┏━━
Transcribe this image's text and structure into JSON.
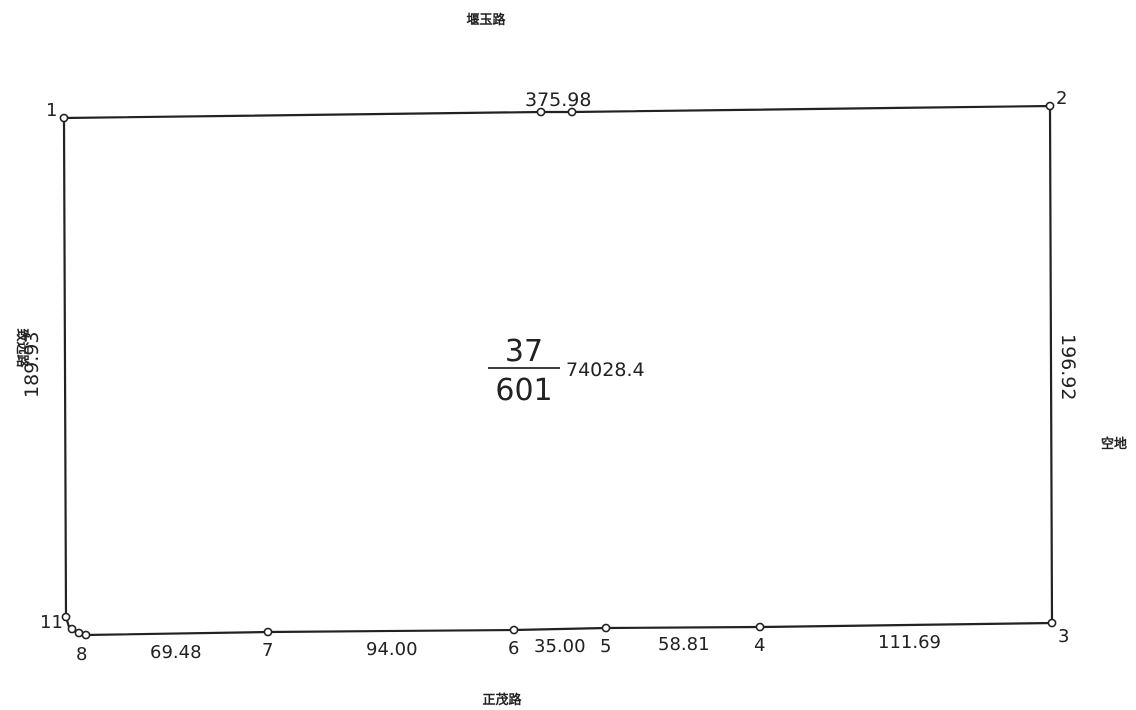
{
  "roads": {
    "north": "堰玉路",
    "south": "正茂路",
    "west": "致远路",
    "east": "空地"
  },
  "parcel": {
    "block_no": "37",
    "lot_no": "601",
    "area": "74028.4"
  },
  "vertices": {
    "v1": "1",
    "v2": "2",
    "v3": "3",
    "v4": "4",
    "v5": "5",
    "v6": "6",
    "v7": "7",
    "v8": "8",
    "v11": "11"
  },
  "edge_lengths": {
    "north": "375.98",
    "east": "196.92",
    "west": "189.93",
    "s_3_4": "111.69",
    "s_4_5": "58.81",
    "s_5_6": "35.00",
    "s_6_7": "94.00",
    "s_7_8": "69.48"
  }
}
┗━━
Without the pictures, repeat all the records word for word.

■ Written solution ■
Transcribe this image's text and structure into JSON.
{
  "roads": {
    "north": "堰玉路",
    "south": "正茂路",
    "west": "致远路",
    "east": "空地"
  },
  "parcel": {
    "block_no": "37",
    "lot_no": "601",
    "area": "74028.4"
  },
  "vertices": {
    "v1": "1",
    "v2": "2",
    "v3": "3",
    "v4": "4",
    "v5": "5",
    "v6": "6",
    "v7": "7",
    "v8": "8",
    "v11": "11"
  },
  "edge_lengths": {
    "north": "375.98",
    "east": "196.92",
    "west": "189.93",
    "s_3_4": "111.69",
    "s_4_5": "58.81",
    "s_5_6": "35.00",
    "s_6_7": "94.00",
    "s_7_8": "69.48"
  }
}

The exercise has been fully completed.